■ Problem set ■
[1] In the blog post about setting boundaries with an abusive ex-husband, which means of communication did the writer leave as his only electronic way to make contact?
[2] Carry on the blog post about setting boundaries with an abusive ex-husband, starting after its last sentence.
— Begin Provided passage —
Saturday, June 28, 2014

Setting Boundaries: REAL LIFE STORY


What do you do to STOP abuse???

The truth is: we cannot really STOP abuse, BUT WE CAN 
STOP OURSELVES 
FROM BEING ABUSED...


This is MY JOURNEY of setting BOUNDARIES with an ABUSER*. The only problem with boundaries, not experienced by us but by our abusers, is they, like us, are not respected. Abusers cannot TAKE "NO" for answer"...

Watch the progression of BOUNDARIES that one very incessantly controlling man, father and ex husband has abused and NO LONGER HAS PRIVILEGE of using:

IN PERSON:
We moved out of Ohio and closer to our family in NC...
does this tell you anything???

PHONE:
I have had a personal experience of an abusive ex husband whom I must have "some" contact because we have a child together. I have custody of same child and was told "F YOU" over a speaker phone in my son's hearing (he was VERY upset with his dad for being so belligerent; and all because I had mentioned that HE HAD FAILED to tell me about a visitation with another family member and told my son NOT to tell me)
SO...I set a boundary: the PHONE would no longer be abused (and neither would I) and I would no longer "talk with him" (or listen to him since he does NOT hear me at all, ever...I think there is some mental illness but don't know for sure, he may just be a controlling abuser) ...
EMAIL was his mode to "talk sensibly" and "reason with me" and provide a "workable solution" regarding visitation travel...(read on)

EMAIL:
From 2002-2009, I received seven years of "poison pen" letters at my work email. Mainly spiritual abuse; "showing me" how I was supposedly not being a "godly woman" in saying "no" to essentially, his abuse of me...He said that "Jesus would speak that way to me"...(really????) He was told to STOP sending lengthy, abusive emails and he continued to do so. He would not accept my "NO"...so I blocked him (I was married and living with him at the time) and would not receive any more until 2009 when we separated and I wanted to have email contact with my son while at his father's house for visitation. Twists and turns of spinning his web of lies and cover up for HIS failure to agree to and keep a visitation drop off was clearly abusive. Mind boggling. Not workable at all. I told him that he has "lost the privilege" of using email system and that I would not respond, receive or reply to any of his emails.
SO...I set a boundary: Email would no longer be abused and
TEXTING would be his ONLY electronic media to communicate with me...
The Court would not permit this behavior and I do NOT have to endure it.
— End Provided passage —
— Begin Information shown —
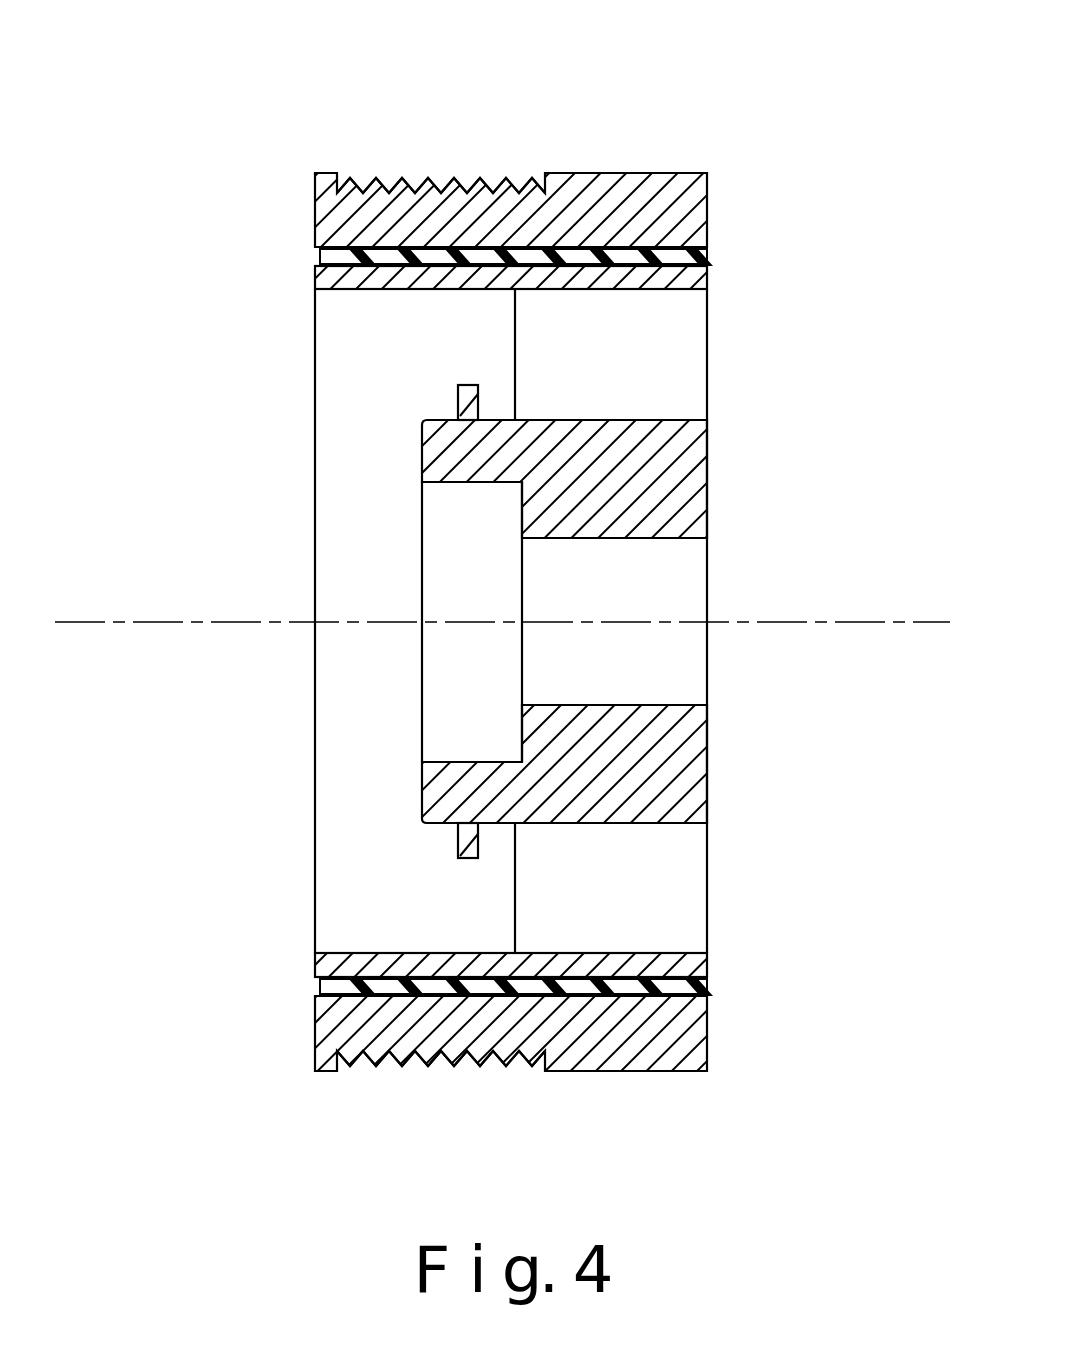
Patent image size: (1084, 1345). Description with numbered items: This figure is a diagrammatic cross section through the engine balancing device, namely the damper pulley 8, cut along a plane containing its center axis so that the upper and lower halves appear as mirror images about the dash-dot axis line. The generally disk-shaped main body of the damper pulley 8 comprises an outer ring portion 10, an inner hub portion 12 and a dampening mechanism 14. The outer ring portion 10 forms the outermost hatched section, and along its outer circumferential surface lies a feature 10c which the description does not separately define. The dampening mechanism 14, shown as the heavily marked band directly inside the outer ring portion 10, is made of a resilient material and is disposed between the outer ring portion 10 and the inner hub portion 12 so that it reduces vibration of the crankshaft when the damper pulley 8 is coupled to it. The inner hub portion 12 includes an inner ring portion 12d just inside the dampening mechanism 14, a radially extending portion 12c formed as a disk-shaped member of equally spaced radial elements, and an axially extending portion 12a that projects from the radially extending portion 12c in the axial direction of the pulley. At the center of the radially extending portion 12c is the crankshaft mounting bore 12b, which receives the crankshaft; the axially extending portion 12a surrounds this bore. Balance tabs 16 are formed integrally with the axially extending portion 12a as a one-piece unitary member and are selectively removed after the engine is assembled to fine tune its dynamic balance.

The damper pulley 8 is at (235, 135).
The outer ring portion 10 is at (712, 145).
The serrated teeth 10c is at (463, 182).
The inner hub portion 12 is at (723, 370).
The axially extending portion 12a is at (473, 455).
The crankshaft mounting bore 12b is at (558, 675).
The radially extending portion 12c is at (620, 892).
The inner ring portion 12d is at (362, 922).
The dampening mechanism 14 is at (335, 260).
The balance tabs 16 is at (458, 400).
— End Information shown —
■ Set of answers ■
[1] Texting.

[2]
TEXT MESSAGING:
The last vestige of electronic media that he had not yet abused, to be used ONLY to provide communication of constructive and productive information, reasonable and respectful conversation, and a "workable solution" to the visitation problem (He rejected my offer of drop off of our son to him on Saturday, he "could not do it" and demanded that I bring him on Sunday, I was bearing the burden, nearly 3/4 of the total travel .
I was thinking that it would be less likely to be abused due to that it might be:
1) less comfortable
2) less convenient
3) not as quick
4) show him how obsessed he is with "getting the last word"
5) I CAN COPY AND SAVE text messages as evidence in court...(which he may think is not possible and thus allow him to verbally abuse me AND have record of it)

But in his USUAL ABUSER FASHION, he abused text messaging within 14 hours...
SO...I set a boundary: the text message system would no longer be available to him. I do not have to endure his incessant ranting and railing like a child having a tantrum.
SNAIL MAIL: is his ONLY mode of communication with me, he may still call and speak to his son but his ABUSIVE BEHAVIOR will NOT be tolerated on "my electronic media" (he does not pay for it even).

But as usual with abusers, they will NOT stop abusing,

WE MUST STOP RECEIVING THE ABUSE...

He will continue to be abusive but he will I will NOT receive it any longer.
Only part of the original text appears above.